*Aim*
Look through the listing and locate every line containing the word "soni"; copy those lines.

Items from a dataset:
--*--
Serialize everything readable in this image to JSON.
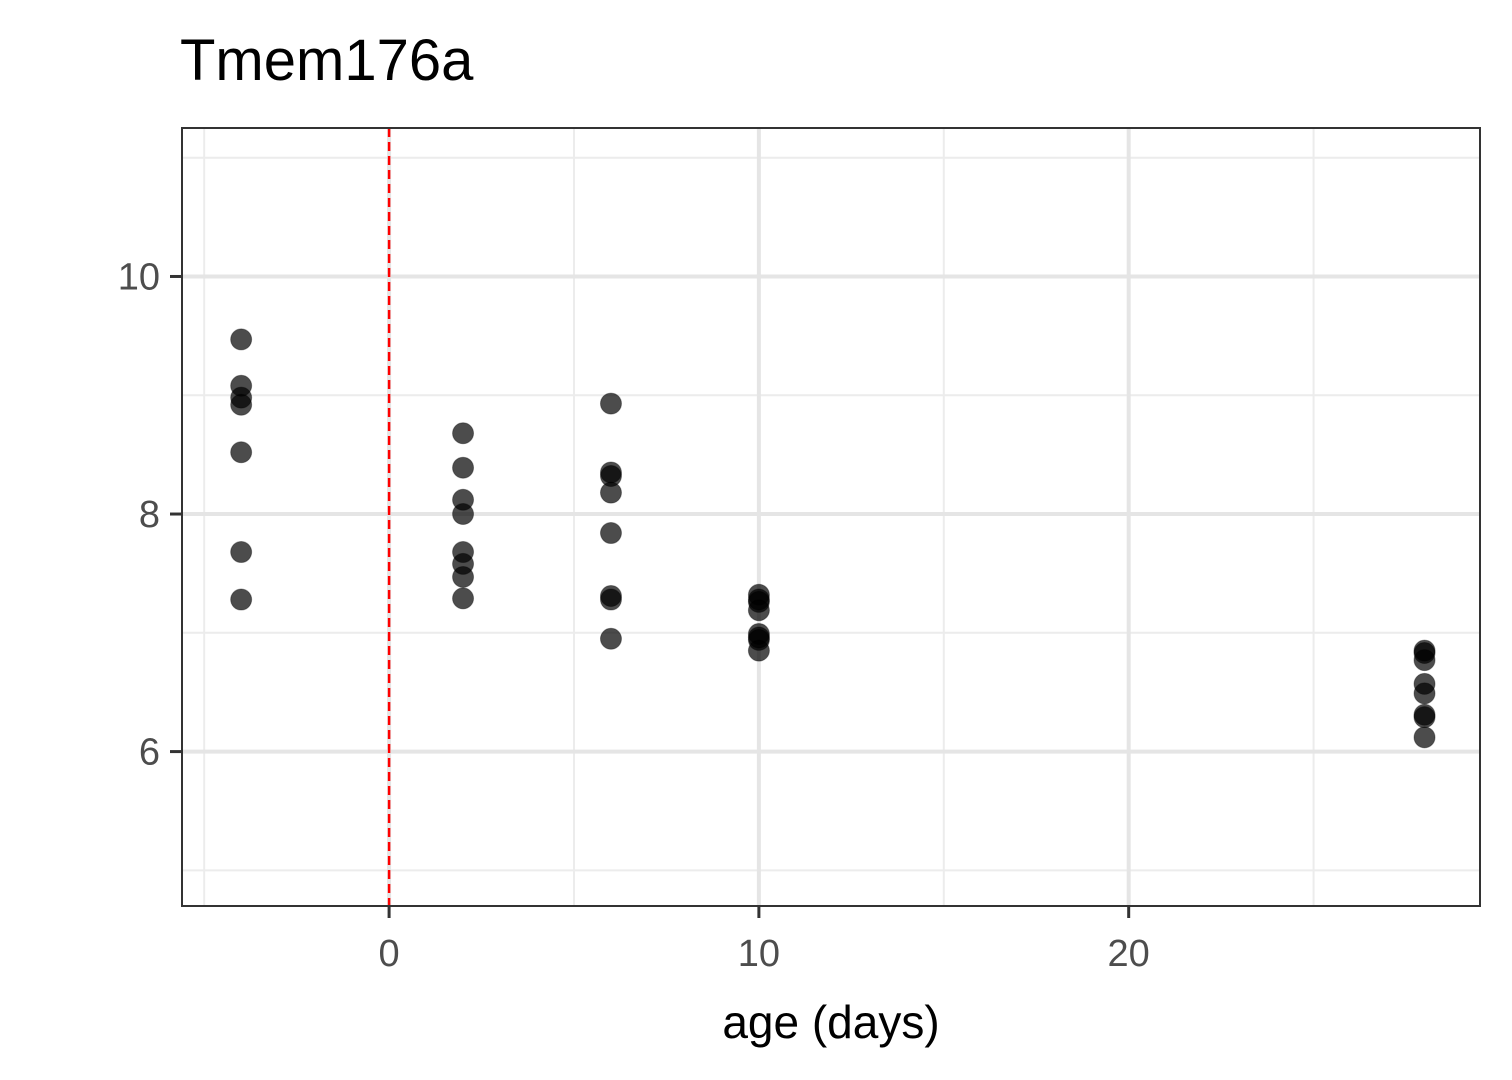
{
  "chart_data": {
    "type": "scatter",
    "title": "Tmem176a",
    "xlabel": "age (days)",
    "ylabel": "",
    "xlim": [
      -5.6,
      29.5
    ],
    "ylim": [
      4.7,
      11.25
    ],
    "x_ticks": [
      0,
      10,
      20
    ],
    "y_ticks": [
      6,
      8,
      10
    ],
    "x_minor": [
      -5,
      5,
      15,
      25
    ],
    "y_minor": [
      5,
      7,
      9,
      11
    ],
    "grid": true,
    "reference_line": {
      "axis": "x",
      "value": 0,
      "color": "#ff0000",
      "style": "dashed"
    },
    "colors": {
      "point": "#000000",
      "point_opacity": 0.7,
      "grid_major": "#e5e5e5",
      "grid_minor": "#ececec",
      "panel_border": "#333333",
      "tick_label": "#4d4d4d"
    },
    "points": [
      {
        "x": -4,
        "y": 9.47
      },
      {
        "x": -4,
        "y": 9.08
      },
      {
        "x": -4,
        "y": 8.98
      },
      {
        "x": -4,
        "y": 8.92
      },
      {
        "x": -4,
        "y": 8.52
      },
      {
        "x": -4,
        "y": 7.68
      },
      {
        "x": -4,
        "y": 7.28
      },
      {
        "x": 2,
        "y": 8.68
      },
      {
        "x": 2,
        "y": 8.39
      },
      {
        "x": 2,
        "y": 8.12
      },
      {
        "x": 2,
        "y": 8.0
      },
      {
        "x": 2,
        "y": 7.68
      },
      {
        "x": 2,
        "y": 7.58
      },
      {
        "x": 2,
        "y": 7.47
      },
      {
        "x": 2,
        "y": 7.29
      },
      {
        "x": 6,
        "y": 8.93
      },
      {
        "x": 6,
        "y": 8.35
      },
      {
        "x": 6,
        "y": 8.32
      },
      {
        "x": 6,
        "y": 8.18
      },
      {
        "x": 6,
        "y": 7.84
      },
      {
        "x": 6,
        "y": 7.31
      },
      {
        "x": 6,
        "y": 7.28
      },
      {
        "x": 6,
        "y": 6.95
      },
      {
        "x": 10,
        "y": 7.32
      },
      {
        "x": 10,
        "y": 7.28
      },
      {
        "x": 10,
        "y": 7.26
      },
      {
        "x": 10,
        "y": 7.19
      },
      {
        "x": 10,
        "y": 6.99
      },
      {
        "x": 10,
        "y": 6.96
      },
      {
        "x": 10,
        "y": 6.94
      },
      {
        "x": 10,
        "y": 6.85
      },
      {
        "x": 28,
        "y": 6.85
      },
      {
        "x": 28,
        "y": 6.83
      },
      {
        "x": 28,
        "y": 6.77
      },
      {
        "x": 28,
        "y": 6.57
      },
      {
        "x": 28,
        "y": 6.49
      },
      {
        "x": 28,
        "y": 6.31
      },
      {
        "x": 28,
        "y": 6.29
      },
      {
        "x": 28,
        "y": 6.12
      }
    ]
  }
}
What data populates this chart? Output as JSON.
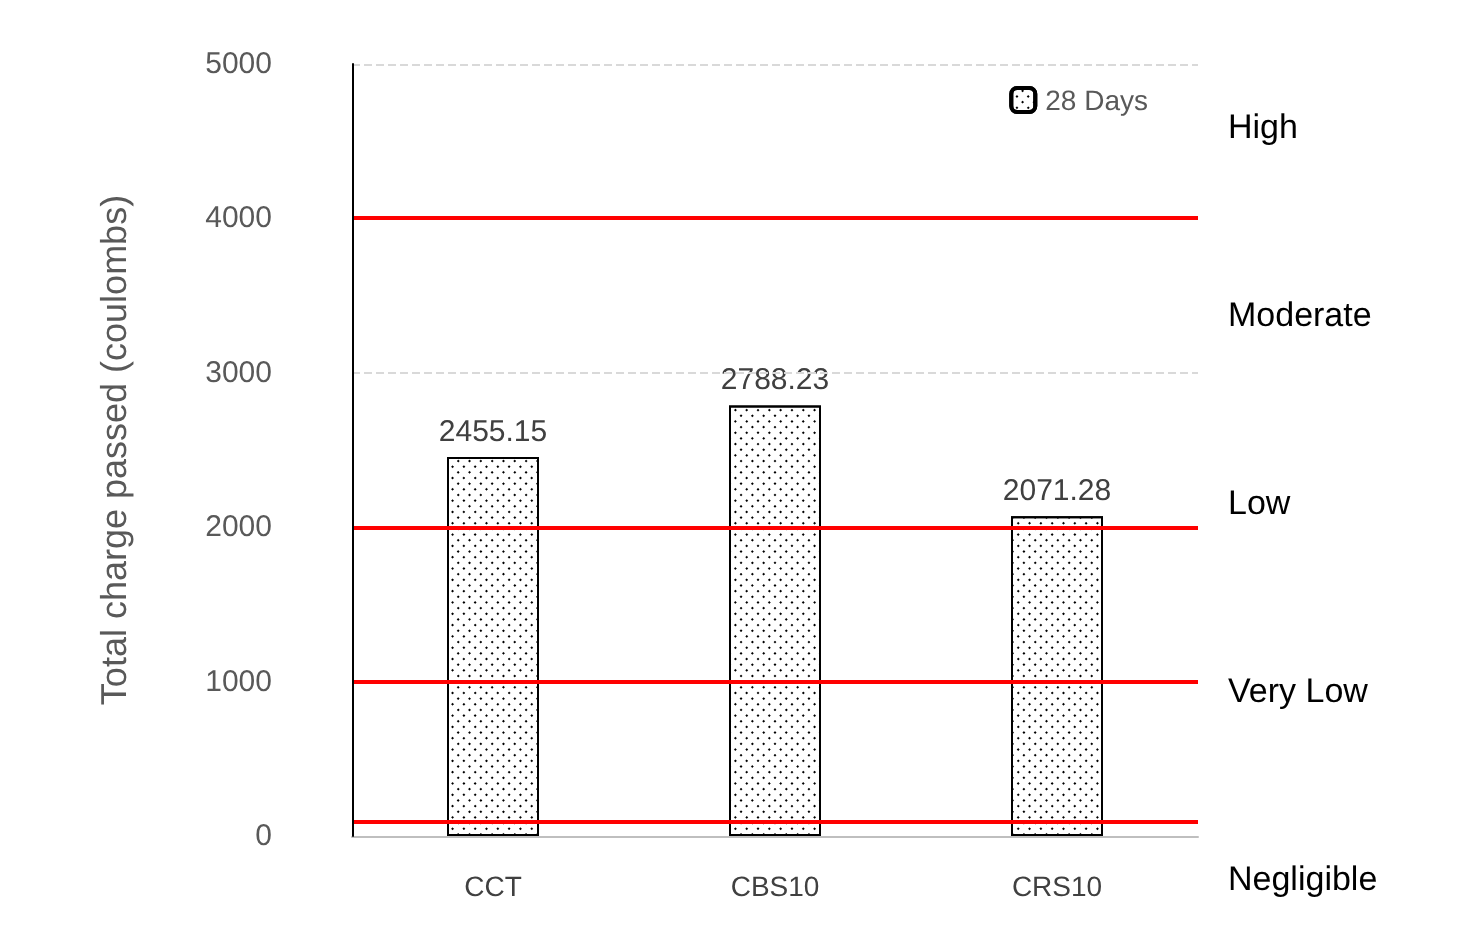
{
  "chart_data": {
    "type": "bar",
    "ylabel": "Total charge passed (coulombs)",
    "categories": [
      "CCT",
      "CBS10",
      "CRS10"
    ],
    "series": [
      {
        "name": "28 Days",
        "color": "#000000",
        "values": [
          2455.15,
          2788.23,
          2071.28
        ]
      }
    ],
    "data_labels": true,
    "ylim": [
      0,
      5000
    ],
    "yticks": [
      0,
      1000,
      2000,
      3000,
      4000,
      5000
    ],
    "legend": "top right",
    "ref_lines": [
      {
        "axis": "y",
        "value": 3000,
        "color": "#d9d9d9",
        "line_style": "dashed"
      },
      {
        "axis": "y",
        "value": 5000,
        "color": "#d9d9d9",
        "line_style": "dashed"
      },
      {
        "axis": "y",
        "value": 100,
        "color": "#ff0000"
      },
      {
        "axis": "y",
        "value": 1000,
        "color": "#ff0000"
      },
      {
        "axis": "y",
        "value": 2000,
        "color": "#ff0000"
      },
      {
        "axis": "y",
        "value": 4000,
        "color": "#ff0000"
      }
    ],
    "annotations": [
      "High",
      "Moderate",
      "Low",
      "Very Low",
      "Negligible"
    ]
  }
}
--*--
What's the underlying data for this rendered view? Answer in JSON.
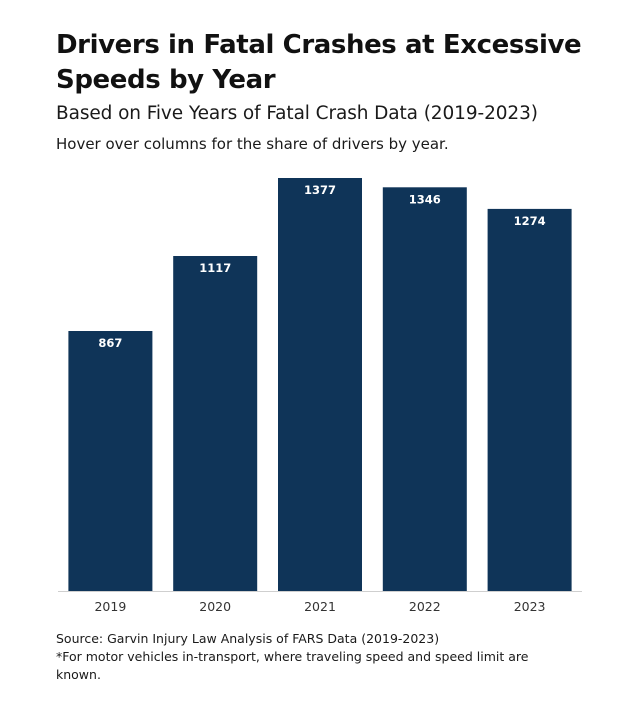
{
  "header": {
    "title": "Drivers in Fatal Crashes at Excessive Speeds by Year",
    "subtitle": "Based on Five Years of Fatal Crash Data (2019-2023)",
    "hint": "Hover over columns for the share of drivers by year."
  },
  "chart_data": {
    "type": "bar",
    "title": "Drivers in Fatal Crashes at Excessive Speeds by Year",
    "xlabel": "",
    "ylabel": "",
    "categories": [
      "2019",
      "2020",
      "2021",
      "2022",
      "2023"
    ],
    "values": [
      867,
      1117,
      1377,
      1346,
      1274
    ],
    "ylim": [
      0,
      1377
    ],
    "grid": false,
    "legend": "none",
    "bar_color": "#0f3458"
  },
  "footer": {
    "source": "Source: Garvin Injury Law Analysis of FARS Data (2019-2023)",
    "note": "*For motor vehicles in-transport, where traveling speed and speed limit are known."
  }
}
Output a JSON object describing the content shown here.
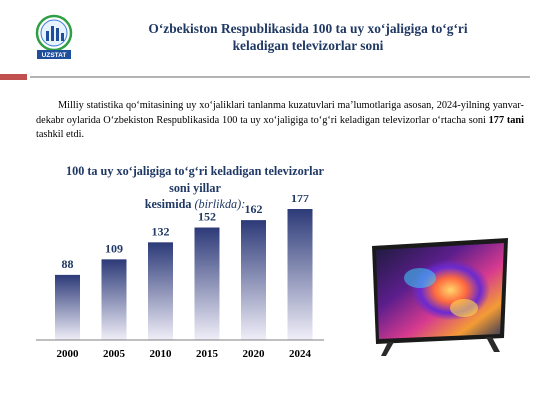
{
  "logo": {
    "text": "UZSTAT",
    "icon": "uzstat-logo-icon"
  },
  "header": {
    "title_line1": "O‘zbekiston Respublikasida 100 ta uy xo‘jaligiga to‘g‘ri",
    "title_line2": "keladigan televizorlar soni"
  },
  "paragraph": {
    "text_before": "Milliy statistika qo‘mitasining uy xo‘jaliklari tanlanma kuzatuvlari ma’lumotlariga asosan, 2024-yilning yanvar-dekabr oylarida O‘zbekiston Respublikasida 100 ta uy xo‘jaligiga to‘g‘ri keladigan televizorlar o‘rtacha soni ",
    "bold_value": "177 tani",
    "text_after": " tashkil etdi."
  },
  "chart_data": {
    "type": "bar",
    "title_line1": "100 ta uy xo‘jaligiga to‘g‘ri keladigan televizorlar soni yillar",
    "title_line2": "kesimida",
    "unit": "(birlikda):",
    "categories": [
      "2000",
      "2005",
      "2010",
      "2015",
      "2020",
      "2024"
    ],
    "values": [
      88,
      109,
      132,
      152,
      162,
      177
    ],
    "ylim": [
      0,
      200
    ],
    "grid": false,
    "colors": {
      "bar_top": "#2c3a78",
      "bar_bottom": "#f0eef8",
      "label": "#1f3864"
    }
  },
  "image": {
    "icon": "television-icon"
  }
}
--*--
*Correct result*
    "title_line2": "keladigan televizorlar soni"
    "text_before": "Milliy statistika qo‘mitasining uy xo‘jaliklari tanlanma kuzatuvlari ma’lumotlariga asosan, 2024-yilning yanvar-dekabr oylarida O‘zbekiston Respublikasida 100 ta uy xo‘jaligiga to‘g‘ri keladigan televizorlar o‘rtacha soni ",
    "title_line1": "100 ta uy xo‘jaligiga to‘g‘ri keladigan televizorlar soni yillar",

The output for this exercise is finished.